(Boxed element data)
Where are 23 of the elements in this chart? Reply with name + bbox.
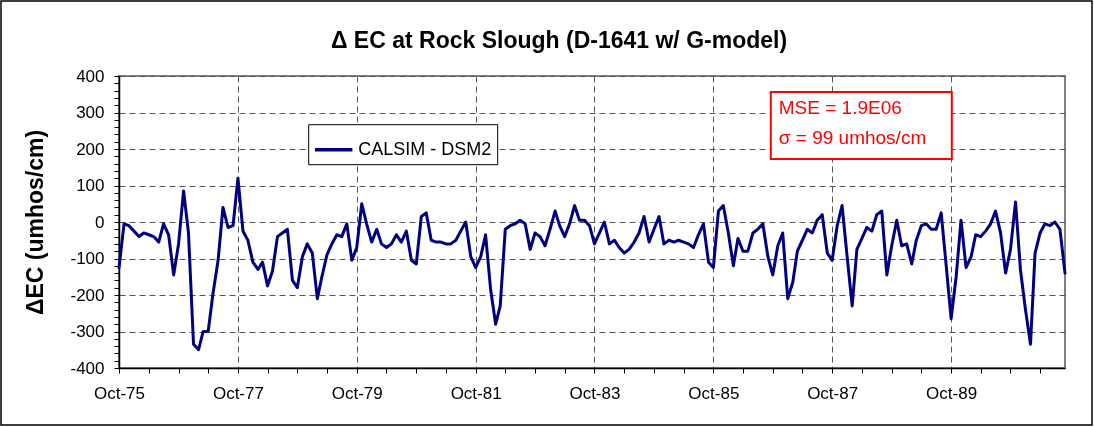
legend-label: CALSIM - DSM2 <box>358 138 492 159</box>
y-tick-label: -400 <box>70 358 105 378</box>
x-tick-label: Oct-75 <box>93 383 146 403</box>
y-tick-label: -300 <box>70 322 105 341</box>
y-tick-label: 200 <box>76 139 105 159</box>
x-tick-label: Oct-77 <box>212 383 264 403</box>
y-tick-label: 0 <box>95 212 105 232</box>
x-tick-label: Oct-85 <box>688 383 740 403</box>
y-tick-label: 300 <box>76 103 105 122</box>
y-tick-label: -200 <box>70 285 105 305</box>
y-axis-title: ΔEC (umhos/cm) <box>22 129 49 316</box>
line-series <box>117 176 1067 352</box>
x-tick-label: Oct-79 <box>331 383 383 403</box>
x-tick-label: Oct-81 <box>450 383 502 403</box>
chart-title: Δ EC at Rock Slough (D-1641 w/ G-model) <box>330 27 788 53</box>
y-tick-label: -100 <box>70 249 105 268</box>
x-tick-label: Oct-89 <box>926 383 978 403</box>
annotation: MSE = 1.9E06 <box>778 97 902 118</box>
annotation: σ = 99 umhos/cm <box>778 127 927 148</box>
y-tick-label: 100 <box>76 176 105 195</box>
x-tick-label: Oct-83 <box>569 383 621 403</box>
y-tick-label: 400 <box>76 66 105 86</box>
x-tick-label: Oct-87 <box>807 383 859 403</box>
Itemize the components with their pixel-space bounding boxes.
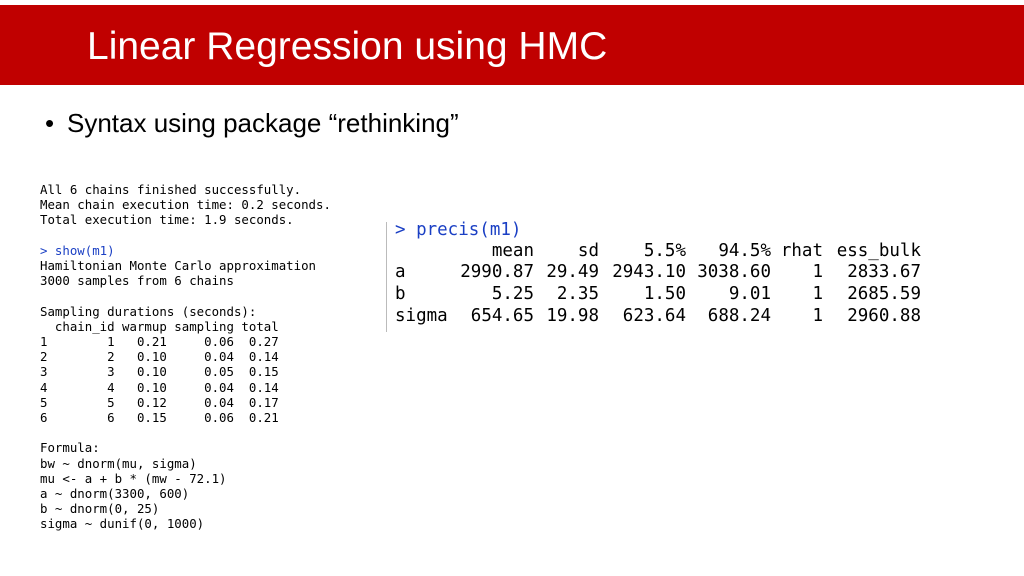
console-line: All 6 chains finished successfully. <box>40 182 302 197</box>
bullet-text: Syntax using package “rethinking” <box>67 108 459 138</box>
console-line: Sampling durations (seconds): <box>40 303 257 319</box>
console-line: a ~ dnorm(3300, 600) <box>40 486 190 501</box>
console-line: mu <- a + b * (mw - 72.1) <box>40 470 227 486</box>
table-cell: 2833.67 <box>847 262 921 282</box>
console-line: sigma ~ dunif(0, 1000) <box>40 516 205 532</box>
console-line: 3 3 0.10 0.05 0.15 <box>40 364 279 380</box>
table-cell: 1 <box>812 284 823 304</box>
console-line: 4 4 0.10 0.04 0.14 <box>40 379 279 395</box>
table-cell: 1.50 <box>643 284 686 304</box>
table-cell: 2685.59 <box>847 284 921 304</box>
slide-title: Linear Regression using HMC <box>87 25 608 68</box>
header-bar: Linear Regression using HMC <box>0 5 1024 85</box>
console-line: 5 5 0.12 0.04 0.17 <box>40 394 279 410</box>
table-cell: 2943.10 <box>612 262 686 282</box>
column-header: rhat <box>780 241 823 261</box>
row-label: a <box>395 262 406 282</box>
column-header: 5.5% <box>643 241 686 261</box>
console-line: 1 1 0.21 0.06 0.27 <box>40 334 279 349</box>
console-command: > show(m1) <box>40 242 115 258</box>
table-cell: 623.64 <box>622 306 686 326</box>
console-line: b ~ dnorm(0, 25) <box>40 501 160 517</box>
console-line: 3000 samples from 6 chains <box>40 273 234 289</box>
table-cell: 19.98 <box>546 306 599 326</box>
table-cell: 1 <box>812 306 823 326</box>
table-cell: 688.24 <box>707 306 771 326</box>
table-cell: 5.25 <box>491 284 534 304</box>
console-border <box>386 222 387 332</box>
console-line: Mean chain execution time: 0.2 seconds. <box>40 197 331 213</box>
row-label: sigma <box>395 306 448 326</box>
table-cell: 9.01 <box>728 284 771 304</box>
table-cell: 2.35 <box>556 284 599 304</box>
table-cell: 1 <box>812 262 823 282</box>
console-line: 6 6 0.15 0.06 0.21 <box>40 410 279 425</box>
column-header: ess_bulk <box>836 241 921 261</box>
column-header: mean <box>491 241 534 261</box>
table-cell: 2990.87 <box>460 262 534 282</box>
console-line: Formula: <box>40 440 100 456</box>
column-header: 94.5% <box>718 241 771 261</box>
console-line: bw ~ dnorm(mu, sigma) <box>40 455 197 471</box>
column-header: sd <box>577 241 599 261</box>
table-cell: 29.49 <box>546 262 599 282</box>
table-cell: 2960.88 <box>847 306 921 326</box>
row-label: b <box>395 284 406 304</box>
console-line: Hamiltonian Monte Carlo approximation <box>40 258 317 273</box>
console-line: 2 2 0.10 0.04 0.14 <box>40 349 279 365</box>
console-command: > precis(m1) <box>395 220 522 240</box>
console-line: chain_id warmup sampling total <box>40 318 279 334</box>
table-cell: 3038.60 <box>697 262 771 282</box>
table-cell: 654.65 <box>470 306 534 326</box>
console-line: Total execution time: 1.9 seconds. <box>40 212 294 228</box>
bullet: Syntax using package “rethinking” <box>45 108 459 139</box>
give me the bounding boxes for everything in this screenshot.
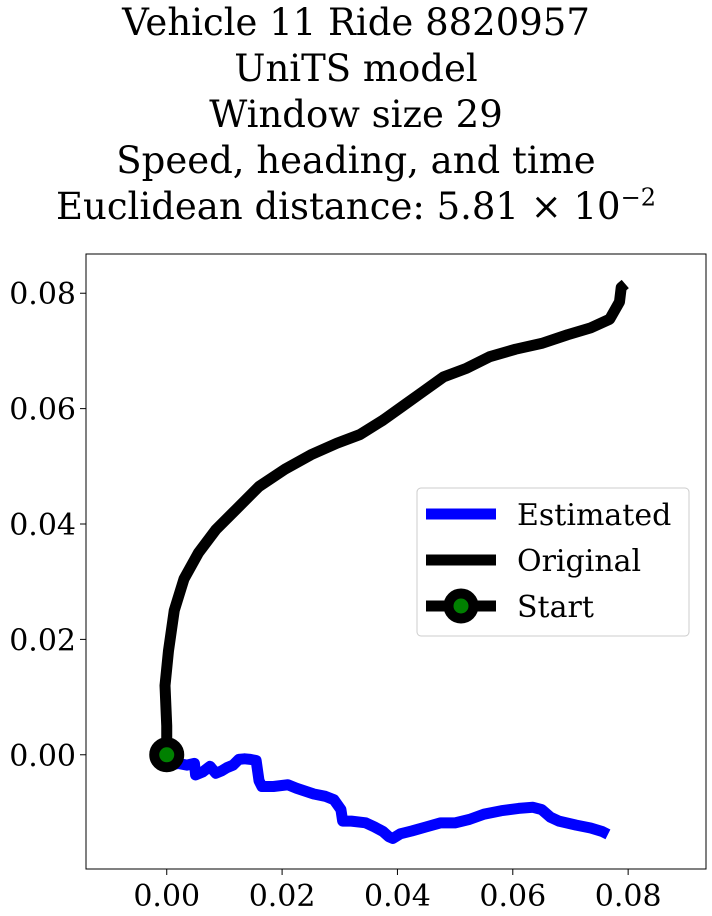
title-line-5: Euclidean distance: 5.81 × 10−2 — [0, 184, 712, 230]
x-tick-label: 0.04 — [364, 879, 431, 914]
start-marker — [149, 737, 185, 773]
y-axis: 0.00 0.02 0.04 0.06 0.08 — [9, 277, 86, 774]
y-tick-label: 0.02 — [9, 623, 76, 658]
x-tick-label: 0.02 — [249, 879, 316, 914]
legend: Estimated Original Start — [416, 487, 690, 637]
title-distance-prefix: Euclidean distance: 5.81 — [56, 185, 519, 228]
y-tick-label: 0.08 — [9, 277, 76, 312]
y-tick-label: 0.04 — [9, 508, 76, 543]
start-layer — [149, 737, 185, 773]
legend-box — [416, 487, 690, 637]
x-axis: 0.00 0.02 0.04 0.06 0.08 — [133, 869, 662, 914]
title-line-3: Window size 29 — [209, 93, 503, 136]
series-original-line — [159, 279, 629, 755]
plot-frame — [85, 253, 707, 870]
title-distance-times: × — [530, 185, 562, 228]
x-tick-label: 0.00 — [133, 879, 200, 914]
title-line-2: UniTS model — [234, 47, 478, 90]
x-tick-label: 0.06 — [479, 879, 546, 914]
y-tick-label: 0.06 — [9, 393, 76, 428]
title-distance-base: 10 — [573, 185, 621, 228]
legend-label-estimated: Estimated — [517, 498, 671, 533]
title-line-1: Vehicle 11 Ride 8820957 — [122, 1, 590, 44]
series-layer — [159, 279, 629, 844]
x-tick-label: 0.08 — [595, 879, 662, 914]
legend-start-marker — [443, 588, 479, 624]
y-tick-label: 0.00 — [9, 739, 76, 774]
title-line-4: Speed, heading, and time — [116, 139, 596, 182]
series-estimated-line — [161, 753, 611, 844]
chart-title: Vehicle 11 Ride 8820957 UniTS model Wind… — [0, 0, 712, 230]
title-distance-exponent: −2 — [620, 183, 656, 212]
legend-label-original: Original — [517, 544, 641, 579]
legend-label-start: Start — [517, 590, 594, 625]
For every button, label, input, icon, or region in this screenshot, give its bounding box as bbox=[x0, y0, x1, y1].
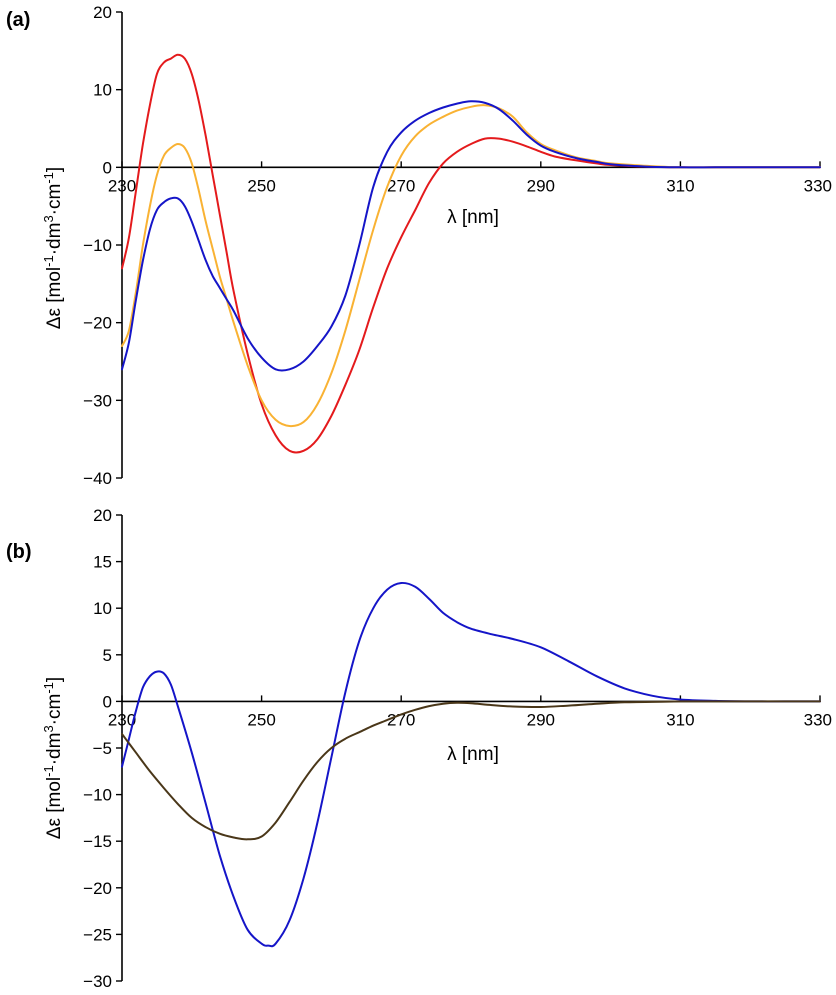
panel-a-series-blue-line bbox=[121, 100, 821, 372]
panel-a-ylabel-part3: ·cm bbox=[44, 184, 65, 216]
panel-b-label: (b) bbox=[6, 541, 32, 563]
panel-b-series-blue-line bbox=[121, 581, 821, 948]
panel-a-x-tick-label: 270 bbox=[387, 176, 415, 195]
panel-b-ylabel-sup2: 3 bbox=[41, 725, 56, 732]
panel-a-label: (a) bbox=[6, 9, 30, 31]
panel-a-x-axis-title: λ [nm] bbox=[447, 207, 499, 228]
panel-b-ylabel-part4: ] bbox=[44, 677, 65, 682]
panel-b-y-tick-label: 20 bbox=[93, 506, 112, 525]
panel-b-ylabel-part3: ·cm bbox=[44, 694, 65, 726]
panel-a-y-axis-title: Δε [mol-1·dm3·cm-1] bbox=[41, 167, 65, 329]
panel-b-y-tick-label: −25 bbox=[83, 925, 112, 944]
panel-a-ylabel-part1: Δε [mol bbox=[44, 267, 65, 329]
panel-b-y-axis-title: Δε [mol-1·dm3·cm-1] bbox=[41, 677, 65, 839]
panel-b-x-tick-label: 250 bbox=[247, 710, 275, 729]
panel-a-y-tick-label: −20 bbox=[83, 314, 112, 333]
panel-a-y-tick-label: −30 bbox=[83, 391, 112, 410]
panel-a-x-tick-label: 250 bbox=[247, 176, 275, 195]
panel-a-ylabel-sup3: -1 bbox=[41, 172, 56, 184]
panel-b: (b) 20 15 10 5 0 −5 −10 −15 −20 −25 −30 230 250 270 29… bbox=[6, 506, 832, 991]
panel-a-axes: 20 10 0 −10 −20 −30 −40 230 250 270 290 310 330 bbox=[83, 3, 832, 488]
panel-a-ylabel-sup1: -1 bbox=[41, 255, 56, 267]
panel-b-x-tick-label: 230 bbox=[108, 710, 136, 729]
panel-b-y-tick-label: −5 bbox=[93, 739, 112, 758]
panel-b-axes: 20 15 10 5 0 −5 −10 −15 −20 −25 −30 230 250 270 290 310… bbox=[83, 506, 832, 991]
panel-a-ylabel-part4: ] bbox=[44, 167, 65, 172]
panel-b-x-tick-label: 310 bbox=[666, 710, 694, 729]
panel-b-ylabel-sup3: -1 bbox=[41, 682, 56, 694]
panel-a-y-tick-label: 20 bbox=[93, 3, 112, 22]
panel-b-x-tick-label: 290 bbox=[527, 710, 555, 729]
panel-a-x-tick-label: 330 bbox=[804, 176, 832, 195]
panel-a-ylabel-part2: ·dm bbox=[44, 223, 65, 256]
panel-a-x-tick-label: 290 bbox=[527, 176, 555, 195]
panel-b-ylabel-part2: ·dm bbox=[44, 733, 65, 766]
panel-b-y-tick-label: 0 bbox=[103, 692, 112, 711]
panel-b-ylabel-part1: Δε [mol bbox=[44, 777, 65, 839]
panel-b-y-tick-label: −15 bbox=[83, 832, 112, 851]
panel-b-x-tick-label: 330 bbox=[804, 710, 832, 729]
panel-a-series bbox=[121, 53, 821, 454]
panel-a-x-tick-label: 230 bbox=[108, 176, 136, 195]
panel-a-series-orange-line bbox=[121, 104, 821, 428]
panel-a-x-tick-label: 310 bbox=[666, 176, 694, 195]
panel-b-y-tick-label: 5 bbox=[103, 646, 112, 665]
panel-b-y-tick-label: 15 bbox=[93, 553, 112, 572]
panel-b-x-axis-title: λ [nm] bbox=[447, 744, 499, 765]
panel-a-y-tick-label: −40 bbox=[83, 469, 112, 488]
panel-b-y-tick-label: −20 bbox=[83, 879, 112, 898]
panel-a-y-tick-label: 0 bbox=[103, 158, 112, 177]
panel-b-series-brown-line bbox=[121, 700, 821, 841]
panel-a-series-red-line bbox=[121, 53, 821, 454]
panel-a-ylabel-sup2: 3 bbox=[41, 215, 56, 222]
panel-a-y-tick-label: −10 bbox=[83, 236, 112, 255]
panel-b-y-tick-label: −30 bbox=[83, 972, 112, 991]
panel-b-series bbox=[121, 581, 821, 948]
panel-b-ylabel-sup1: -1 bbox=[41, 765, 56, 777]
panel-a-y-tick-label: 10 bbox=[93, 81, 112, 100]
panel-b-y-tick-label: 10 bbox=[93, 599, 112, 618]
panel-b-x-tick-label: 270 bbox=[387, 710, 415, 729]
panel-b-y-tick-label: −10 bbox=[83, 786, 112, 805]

» **STATED PROBLEM**
Turn the stretch of the data from the line containing "console-line: All 6" through the line containing "table-cell: 2833.67 <box>847" into a Markdown table with the columns Row and Line, numbering each line and leaving out any blank lines.

» **RESPONSE TO THIS EXERCISE**
| Row | Line |
|---|---|
| 1 | console-line: All 6 chains finished successfully. <box>40 182 302 197</box> |
| 2 | bullet-text: Syntax using package “rethinking” <box>67 108 459 138</box> |
| 3 | console-line: Sampling durations (seconds): <box>40 303 257 319</box> |
| 4 | console-line: a ~ dnorm(3300, 600) <box>40 486 190 501</box> |
| 5 | console-line: mu <- a + b * (mw - 72.1) <box>40 470 227 486</box> |
| 6 | table-cell: 2833.67 <box>847 262 921 282</box> |